**INPUT RECORDS**
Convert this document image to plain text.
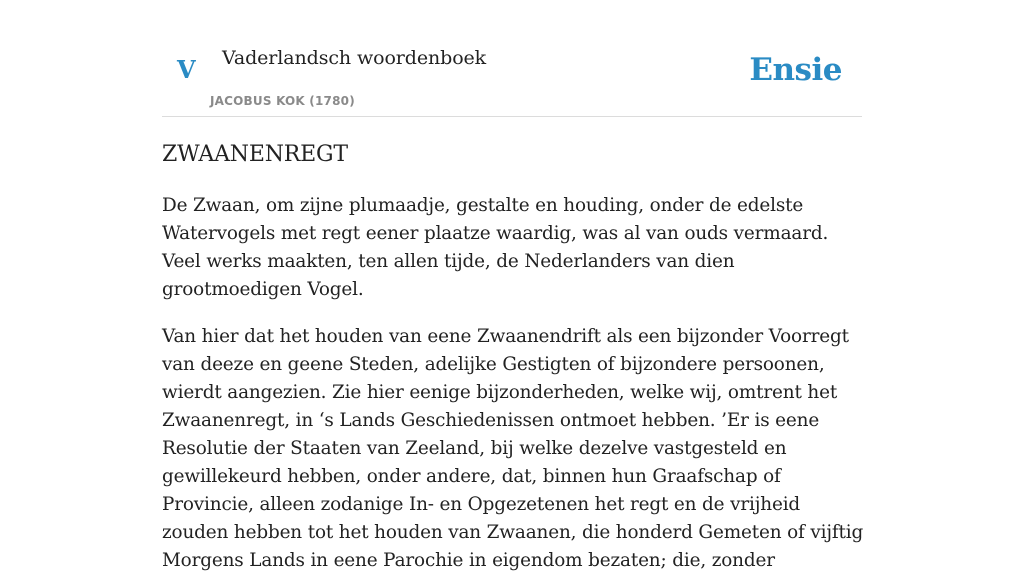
V Vaderlandsch woordenboek
JACOBUS KOK (1780)
Ensie
ZWAANENREGT

De Zwaan, om zijne plumaadje, gestalte en houding, onder de edelste Watervogels met regt eener plaatze waardig, was al van ouds vermaard. Veel werks maakten, ten allen tijde, de Nederlanders van dien grootmoedigen Vogel.

Van hier dat het houden van eene Zwaanendrift als een bijzonder Voorregt van deeze en geene Steden, adelijke Gestigten of bijzondere persoonen, wierdt aangezien. Zie hier eenige bijzonderheden, welke wij, omtrent het Zwaanenregt, in ‘s Lands Geschiedenissen ontmoet hebben. ’Er is eene Resolutie der Staaten van Zeeland, bij welke dezelve vastgesteld en gewillekeurd hebben, onder andere, dat, binnen hun Graafschap of Provincie, alleen zodanige In- en Opgezetenen het regt en de vrijheid zouden hebben tot het houden van Zwaanen, die honderd Gemeten of vijftig Morgens Lands in eene Parochie in eigendom bezaten; die, zonder
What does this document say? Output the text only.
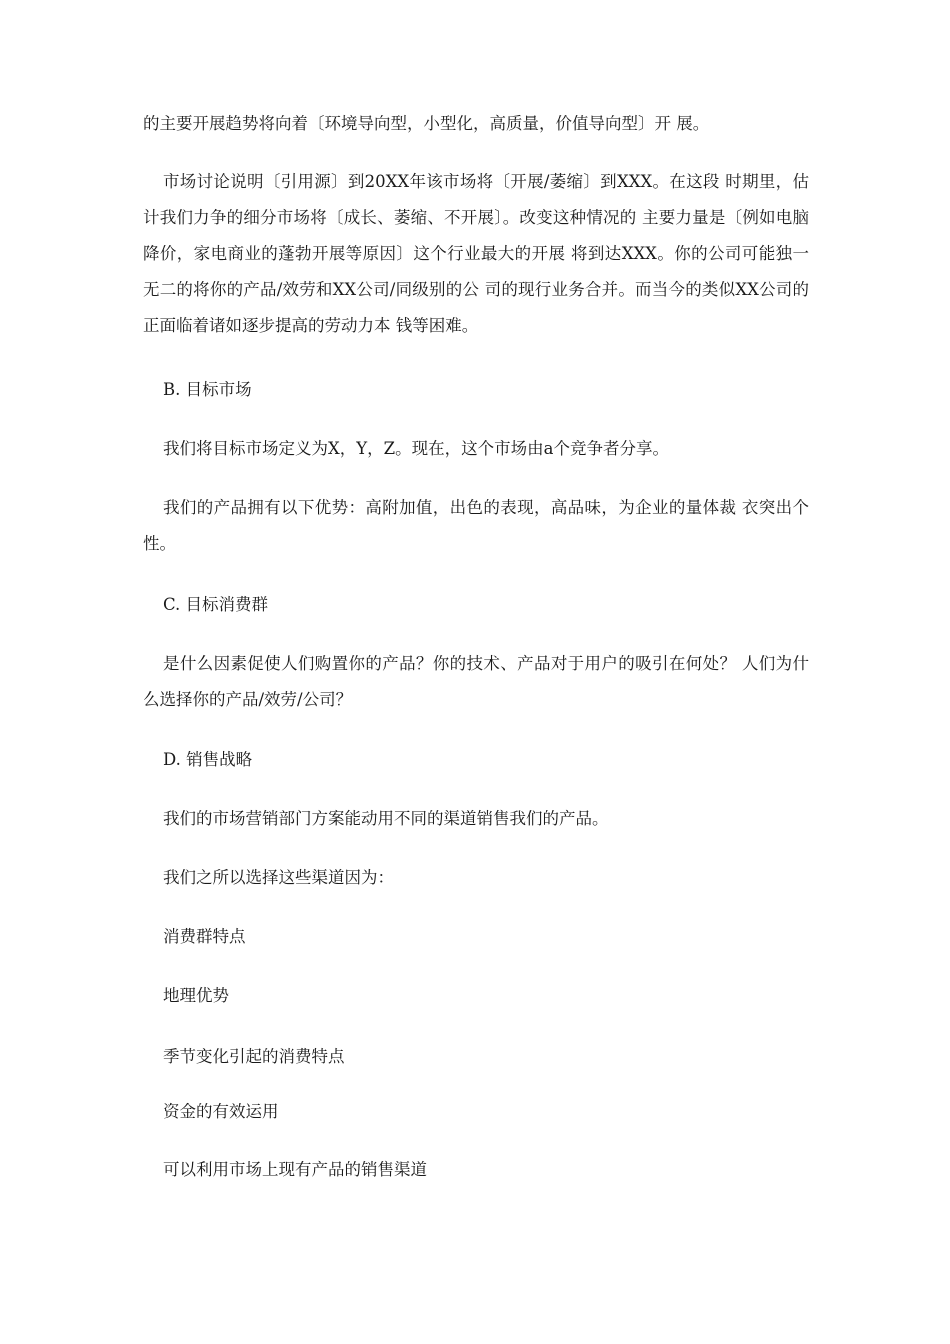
的主要开展趋势将向着〔环境导向型，小型化，高质量，价值导向型〕开 展。

市场讨论说明〔引用源〕到20XX年该市场将〔开展/萎缩〕到XXX。在这段 时期里，估计我们力争的细分市场将〔成长、萎缩、不开展〕。改变这种情况的 主要力量是〔例如电脑降价，家电商业的蓬勃开展等原因〕这个行业最大的开展 将到达XXX。你的公司可能独一无二的将你的产品/效劳和XX公司/同级别的公 司的现行业务合并。而当今的类似XX公司的正面临着诸如逐步提高的劳动力本 钱等困难。

B. 目标市场

我们将目标市场定义为X，Y，Z。现在，这个市场由a个竞争者分享。

我们的产品拥有以下优势：高附加值，出色的表现，高品味，为企业的量体裁 衣突出个性。

C. 目标消费群

是什么因素促使人们购置你的产品？你的技术、产品对于用户的吸引在何处？ 人们为什么选择你的产品/效劳/公司？

D. 销售战略

我们的市场营销部门方案能动用不同的渠道销售我们的产品。

我们之所以选择这些渠道因为：

消费群特点

地理优势

季节变化引起的消费特点

资金的有效运用

可以利用市场上现有产品的销售渠道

**TASK PROMPT**
The required output is the lines from the one containing "What does this" through the end of the records above, reproduced exactly, with no pictures.

**SOLUTION FOR THIS EXERCISE**
What does this document say? Output the text only.
的主要开展趋势将向着〔环境导向型，小型化，高质量，价值导向型〕开 展。

市场讨论说明〔引用源〕到20XX年该市场将〔开展/萎缩〕到XXX。在这段 时期里，估计我们力争的细分市场将〔成长、萎缩、不开展〕。改变这种情况的 主要力量是〔例如电脑降价，家电商业的蓬勃开展等原因〕这个行业最大的开展 将到达XXX。你的公司可能独一无二的将你的产品/效劳和XX公司/同级别的公 司的现行业务合并。而当今的类似XX公司的正面临着诸如逐步提高的劳动力本 钱等困难。

B. 目标市场

我们将目标市场定义为X，Y，Z。现在，这个市场由a个竞争者分享。

我们的产品拥有以下优势：高附加值，出色的表现，高品味，为企业的量体裁 衣突出个性。

C. 目标消费群

是什么因素促使人们购置你的产品？你的技术、产品对于用户的吸引在何处？ 人们为什么选择你的产品/效劳/公司？

D. 销售战略

我们的市场营销部门方案能动用不同的渠道销售我们的产品。

我们之所以选择这些渠道因为：

消费群特点

地理优势

季节变化引起的消费特点

资金的有效运用

可以利用市场上现有产品的销售渠道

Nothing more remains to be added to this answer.